>> begin Input

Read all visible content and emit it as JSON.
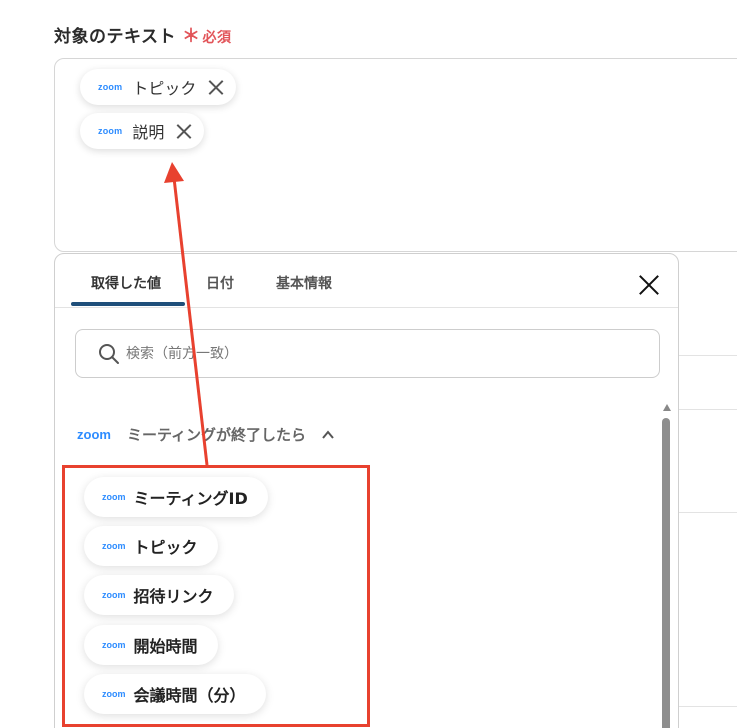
{
  "field": {
    "label": "対象のテキスト",
    "asterisk": "＊",
    "required": "必須"
  },
  "selected_chips": [
    {
      "source": "zoom",
      "label": "トピック"
    },
    {
      "source": "zoom",
      "label": "説明"
    }
  ],
  "panel": {
    "tabs": [
      {
        "label": "取得した値",
        "active": true
      },
      {
        "label": "日付",
        "active": false
      },
      {
        "label": "基本情報",
        "active": false
      }
    ],
    "search": {
      "placeholder": "検索（前方一致）",
      "value": ""
    },
    "section": {
      "source": "zoom",
      "title": "ミーティングが終了したら",
      "expanded": true
    },
    "items": [
      {
        "source": "zoom",
        "label": "ミーティングID"
      },
      {
        "source": "zoom",
        "label": "トピック"
      },
      {
        "source": "zoom",
        "label": "招待リンク"
      },
      {
        "source": "zoom",
        "label": "開始時間"
      },
      {
        "source": "zoom",
        "label": "会議時間（分）"
      }
    ]
  },
  "icons": {
    "chip_remove": "close-icon",
    "panel_close": "close-icon",
    "search": "search-icon",
    "collapse": "chevron-up-icon",
    "source_logo": "zoom-logo"
  },
  "colors": {
    "required": "#e2555a",
    "zoom_blue": "#2d8cff",
    "tab_active_underline": "#1f4f7a",
    "annotation_red": "#e8412f"
  }
}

>> end Input

* Your task
Restate the whole of the material word for word without the pictures.

* Complete response
Read all visible content and emit it as JSON.
{
  "field": {
    "label": "対象のテキスト",
    "asterisk": "＊",
    "required": "必須"
  },
  "selected_chips": [
    {
      "source": "zoom",
      "label": "トピック"
    },
    {
      "source": "zoom",
      "label": "説明"
    }
  ],
  "panel": {
    "tabs": [
      {
        "label": "取得した値",
        "active": true
      },
      {
        "label": "日付",
        "active": false
      },
      {
        "label": "基本情報",
        "active": false
      }
    ],
    "search": {
      "placeholder": "検索（前方一致）",
      "value": ""
    },
    "section": {
      "source": "zoom",
      "title": "ミーティングが終了したら",
      "expanded": true
    },
    "items": [
      {
        "source": "zoom",
        "label": "ミーティングID"
      },
      {
        "source": "zoom",
        "label": "トピック"
      },
      {
        "source": "zoom",
        "label": "招待リンク"
      },
      {
        "source": "zoom",
        "label": "開始時間"
      },
      {
        "source": "zoom",
        "label": "会議時間（分）"
      }
    ]
  },
  "icons": {
    "chip_remove": "close-icon",
    "panel_close": "close-icon",
    "search": "search-icon",
    "collapse": "chevron-up-icon",
    "source_logo": "zoom-logo"
  },
  "colors": {
    "required": "#e2555a",
    "zoom_blue": "#2d8cff",
    "tab_active_underline": "#1f4f7a",
    "annotation_red": "#e8412f"
  }
}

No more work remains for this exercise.